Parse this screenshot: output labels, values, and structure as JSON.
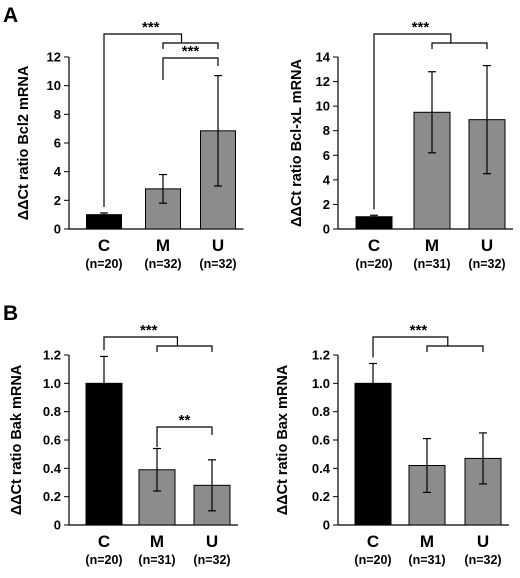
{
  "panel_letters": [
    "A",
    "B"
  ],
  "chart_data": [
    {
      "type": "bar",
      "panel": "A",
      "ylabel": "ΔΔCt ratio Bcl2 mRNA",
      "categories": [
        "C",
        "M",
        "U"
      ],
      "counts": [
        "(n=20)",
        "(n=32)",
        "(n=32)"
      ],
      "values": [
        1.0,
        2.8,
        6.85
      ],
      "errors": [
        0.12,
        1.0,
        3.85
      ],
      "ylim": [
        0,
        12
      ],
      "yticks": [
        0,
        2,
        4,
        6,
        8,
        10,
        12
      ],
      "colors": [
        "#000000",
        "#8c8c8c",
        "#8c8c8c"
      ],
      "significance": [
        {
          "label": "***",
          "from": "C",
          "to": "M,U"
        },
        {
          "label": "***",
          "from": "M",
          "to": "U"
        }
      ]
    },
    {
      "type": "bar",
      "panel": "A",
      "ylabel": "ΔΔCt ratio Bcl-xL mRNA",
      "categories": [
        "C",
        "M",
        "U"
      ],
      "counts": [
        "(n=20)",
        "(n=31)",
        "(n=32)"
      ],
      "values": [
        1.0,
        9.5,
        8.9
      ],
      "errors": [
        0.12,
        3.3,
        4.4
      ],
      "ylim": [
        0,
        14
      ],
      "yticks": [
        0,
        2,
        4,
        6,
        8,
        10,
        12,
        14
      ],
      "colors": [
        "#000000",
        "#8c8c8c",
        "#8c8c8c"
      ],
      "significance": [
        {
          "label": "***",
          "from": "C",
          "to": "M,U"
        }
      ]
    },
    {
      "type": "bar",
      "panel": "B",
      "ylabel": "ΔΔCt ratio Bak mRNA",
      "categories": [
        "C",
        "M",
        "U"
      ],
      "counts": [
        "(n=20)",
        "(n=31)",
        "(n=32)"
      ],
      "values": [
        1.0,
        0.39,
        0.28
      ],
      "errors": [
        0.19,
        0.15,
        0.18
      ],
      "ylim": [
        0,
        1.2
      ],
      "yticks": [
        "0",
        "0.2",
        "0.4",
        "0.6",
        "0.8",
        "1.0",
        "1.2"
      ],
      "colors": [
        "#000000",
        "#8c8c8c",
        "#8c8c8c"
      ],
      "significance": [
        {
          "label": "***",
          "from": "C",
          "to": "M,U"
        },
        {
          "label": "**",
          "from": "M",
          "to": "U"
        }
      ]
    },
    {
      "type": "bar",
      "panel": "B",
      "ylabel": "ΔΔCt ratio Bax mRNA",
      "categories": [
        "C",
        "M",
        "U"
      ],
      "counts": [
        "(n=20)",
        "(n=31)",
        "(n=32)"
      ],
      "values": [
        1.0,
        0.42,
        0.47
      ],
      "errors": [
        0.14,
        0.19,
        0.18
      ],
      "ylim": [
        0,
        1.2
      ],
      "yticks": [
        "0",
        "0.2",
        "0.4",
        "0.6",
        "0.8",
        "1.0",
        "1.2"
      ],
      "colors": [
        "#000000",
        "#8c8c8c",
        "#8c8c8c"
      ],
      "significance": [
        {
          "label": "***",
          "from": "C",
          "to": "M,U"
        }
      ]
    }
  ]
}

---

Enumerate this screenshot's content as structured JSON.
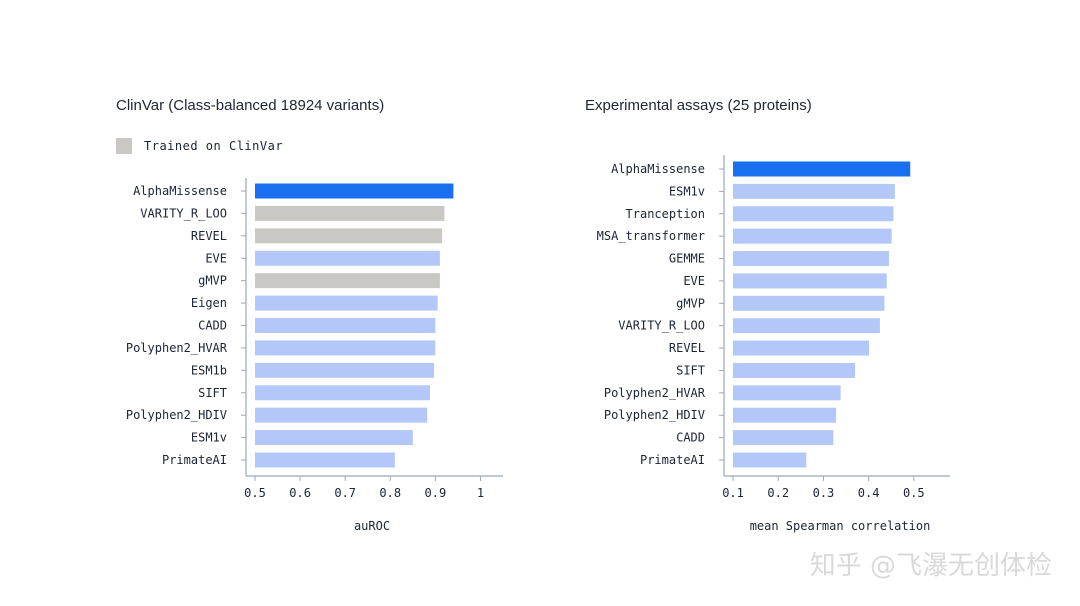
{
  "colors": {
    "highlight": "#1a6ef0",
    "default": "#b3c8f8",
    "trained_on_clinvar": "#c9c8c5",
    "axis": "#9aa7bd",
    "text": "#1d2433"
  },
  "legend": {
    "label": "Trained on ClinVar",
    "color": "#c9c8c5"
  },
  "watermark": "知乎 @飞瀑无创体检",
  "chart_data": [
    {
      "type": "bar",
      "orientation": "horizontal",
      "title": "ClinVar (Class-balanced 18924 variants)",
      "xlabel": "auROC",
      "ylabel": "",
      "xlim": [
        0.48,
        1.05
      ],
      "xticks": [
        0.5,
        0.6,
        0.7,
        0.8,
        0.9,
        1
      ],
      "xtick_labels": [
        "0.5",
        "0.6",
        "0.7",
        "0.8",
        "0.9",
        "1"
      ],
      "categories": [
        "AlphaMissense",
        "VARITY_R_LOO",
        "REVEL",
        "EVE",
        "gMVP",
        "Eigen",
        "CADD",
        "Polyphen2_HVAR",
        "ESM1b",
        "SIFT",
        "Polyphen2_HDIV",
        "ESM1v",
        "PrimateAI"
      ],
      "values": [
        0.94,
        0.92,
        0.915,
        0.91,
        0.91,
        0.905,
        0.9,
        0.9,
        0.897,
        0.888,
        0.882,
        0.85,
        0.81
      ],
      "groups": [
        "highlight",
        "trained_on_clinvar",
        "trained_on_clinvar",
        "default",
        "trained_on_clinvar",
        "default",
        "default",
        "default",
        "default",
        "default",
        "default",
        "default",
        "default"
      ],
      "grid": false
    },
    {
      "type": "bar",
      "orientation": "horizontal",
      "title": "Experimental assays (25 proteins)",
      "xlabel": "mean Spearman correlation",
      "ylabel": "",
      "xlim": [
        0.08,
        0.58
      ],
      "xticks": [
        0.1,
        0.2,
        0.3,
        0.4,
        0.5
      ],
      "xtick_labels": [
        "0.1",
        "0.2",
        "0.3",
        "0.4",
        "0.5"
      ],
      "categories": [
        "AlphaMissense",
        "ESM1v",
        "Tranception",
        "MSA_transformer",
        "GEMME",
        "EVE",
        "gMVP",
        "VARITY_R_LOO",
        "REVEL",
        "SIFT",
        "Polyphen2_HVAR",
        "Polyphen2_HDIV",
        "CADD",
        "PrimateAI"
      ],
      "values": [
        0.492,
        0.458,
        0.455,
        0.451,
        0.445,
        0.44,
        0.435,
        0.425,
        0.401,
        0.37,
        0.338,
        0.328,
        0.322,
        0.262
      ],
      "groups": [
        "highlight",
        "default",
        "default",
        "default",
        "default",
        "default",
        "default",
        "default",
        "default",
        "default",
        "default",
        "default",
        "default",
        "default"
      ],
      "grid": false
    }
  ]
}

> REQUIRED WORK:
Copy out each line from the preceding entries that mentions the word "ΔΔCt".

> ANSWER SECTION:
      "ylabel": "ΔΔCt ratio Bcl2 mRNA",
      "ylabel": "ΔΔCt ratio Bcl-xL mRNA",
      "ylabel": "ΔΔCt ratio Bak mRNA",
      "ylabel": "ΔΔCt ratio Bax mRNA",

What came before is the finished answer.